START

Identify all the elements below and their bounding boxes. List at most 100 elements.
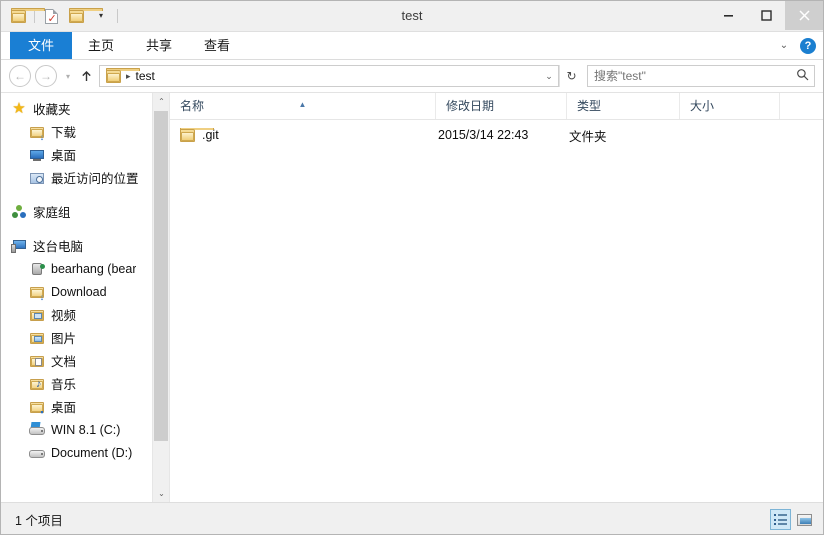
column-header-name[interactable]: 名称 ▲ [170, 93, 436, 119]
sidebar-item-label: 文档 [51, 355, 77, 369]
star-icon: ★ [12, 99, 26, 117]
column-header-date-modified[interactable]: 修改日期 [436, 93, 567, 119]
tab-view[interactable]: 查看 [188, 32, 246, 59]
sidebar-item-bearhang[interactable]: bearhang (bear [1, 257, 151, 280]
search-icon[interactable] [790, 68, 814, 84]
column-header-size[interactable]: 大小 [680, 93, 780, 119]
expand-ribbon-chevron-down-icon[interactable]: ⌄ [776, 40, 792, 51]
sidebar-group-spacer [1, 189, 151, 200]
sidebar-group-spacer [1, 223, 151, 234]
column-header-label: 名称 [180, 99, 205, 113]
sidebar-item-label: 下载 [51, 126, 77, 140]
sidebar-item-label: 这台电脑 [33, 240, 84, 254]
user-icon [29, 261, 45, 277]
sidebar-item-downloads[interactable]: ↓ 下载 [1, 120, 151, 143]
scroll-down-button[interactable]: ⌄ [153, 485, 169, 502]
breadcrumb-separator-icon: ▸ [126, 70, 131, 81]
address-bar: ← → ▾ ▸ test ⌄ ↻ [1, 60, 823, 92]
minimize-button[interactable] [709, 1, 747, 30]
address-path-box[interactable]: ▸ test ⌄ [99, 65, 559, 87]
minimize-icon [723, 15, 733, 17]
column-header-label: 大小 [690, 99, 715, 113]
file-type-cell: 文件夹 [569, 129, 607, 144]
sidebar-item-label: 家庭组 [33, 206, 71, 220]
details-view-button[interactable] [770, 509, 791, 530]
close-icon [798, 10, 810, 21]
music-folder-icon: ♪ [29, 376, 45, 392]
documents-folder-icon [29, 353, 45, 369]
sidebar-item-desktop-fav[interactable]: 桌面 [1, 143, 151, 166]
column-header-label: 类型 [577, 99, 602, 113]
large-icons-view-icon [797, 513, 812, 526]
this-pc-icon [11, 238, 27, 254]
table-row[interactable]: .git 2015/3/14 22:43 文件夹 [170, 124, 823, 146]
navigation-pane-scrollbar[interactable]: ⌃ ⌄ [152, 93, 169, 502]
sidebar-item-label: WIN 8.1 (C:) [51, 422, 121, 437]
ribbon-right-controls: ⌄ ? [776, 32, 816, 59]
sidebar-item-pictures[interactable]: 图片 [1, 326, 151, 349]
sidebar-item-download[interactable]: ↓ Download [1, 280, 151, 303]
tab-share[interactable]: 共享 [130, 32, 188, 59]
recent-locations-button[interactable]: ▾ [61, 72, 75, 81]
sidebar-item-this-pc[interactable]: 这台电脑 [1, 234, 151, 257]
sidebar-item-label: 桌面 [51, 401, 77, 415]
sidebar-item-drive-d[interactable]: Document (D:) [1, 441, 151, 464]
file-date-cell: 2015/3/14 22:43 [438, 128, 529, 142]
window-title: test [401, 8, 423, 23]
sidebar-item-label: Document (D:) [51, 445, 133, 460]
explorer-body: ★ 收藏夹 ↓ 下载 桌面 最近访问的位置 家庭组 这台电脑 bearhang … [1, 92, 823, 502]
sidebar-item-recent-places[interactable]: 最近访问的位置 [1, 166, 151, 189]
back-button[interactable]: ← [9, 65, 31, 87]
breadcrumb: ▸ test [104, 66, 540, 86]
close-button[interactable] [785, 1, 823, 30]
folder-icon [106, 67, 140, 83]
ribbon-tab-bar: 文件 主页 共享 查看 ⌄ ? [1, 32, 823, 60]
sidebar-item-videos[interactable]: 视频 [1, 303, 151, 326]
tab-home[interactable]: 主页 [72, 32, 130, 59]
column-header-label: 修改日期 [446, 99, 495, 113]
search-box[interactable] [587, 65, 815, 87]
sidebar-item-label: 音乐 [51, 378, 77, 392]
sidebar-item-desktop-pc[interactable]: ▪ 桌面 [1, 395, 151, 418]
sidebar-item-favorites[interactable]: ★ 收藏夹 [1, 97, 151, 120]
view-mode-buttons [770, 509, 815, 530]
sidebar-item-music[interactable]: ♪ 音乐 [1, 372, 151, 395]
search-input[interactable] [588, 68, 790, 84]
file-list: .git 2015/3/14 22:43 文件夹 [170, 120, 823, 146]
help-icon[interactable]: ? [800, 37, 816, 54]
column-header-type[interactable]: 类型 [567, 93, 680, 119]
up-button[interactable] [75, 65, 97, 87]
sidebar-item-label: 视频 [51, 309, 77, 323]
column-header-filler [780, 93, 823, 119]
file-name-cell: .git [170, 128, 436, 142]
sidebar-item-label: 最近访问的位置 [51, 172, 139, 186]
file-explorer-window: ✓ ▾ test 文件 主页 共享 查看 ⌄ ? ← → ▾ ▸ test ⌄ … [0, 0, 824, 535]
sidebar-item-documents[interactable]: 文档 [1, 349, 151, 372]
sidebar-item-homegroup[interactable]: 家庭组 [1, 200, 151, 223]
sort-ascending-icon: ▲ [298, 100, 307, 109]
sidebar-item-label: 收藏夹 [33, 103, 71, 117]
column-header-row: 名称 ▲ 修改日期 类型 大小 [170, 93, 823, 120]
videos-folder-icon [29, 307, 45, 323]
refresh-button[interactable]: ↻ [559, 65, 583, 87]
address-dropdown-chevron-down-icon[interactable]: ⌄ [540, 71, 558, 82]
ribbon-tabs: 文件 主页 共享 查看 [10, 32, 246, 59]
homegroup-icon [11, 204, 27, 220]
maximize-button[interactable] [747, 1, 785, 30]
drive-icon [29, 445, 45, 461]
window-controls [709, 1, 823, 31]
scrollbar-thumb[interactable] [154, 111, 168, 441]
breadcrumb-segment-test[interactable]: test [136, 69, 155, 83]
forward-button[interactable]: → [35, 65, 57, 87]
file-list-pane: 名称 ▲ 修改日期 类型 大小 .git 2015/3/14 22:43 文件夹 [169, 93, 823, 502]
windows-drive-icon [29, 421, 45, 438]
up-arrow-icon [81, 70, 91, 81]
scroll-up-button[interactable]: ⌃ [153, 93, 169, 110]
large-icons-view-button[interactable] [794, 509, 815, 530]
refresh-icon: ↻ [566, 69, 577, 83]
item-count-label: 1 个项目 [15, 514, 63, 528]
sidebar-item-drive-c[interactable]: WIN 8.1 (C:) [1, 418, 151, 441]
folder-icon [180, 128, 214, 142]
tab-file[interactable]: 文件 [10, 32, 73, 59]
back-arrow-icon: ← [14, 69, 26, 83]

END
START

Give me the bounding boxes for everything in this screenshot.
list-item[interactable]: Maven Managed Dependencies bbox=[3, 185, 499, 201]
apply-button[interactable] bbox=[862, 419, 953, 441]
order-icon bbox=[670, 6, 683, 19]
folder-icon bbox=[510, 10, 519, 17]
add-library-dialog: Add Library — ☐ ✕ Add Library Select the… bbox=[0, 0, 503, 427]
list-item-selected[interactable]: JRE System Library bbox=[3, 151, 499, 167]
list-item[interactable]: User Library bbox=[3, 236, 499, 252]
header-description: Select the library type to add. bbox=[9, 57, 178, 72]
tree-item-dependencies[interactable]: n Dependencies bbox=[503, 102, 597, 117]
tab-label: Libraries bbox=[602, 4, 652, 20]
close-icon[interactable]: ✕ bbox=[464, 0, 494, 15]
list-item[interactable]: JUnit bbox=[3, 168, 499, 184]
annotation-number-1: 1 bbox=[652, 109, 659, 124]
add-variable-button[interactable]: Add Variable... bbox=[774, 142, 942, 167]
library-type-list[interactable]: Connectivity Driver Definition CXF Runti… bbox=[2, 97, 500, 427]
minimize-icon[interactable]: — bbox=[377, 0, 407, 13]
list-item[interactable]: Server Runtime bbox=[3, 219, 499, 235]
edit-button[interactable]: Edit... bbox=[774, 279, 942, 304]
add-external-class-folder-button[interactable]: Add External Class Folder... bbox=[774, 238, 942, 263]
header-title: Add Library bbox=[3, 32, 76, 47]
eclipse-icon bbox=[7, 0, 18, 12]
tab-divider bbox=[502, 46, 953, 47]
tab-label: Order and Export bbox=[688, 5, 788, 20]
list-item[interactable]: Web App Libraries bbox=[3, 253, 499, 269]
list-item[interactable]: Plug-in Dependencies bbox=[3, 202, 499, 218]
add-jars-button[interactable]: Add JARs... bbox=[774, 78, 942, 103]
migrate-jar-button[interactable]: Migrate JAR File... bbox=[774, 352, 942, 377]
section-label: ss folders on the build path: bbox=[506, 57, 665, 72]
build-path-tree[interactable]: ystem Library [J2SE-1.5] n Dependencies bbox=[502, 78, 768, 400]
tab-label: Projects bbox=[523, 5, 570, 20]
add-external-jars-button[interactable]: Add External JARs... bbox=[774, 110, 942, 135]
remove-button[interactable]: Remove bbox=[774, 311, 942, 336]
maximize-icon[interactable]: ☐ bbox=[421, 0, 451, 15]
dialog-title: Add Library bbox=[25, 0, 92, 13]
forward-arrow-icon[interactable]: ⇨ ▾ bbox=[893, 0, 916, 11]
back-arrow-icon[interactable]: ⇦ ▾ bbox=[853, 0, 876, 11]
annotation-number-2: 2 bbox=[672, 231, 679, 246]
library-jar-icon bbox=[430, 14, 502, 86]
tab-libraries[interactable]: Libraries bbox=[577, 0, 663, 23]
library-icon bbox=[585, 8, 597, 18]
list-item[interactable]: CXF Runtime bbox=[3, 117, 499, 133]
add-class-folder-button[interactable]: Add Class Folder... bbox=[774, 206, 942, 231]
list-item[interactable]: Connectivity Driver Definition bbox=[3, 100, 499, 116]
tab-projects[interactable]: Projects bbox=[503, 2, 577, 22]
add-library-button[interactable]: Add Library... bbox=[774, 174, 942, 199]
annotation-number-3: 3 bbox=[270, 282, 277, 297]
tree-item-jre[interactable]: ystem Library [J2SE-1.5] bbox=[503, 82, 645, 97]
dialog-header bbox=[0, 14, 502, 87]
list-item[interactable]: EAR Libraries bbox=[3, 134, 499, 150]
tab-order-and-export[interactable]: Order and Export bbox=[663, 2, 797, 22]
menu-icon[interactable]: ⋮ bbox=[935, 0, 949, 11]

END

DIRECTIONS FOR THIS TASK:
List every line from the items above that contains the string "Dependencies".

PROBLEM SOLUTION:
list-item[interactable]: Maven Managed Dependencies bbox=[3, 185, 499, 201]
tree-item-dependencies[interactable]: n Dependencies bbox=[503, 102, 597, 117]
list-item[interactable]: Plug-in Dependencies bbox=[3, 202, 499, 218]
build-path-tree[interactable]: ystem Library [J2SE-1.5] n Dependencies bbox=[502, 78, 768, 400]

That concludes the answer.